▶ RECORDS FOR PROCESSING:
** start **

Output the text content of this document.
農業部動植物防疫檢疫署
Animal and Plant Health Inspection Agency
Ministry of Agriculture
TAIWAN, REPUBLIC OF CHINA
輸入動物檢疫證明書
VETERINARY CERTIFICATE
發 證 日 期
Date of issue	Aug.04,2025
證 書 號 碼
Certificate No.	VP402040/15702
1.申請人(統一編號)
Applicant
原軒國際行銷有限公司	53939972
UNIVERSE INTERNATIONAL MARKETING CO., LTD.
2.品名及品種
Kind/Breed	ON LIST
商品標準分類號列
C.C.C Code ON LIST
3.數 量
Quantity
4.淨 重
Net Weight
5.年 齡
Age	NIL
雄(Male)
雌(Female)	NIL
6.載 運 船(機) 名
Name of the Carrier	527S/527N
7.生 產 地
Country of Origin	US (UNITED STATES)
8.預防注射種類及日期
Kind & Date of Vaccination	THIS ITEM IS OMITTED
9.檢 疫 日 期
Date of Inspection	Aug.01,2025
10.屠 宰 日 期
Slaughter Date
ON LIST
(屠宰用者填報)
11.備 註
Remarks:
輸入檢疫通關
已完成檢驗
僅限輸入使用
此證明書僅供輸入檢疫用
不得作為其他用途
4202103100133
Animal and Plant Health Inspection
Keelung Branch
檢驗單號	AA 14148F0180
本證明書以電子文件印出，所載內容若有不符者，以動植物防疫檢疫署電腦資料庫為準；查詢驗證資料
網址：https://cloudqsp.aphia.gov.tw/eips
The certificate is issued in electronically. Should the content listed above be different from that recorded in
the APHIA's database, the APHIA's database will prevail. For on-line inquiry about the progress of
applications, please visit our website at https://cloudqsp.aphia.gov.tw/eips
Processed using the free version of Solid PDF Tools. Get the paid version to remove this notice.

** end **

▶ GIVEN INSTRUCTION:
Work out how many lines of the data above contain the string "https" and give the number alone.

▶ COMPLETE ANSWER:
2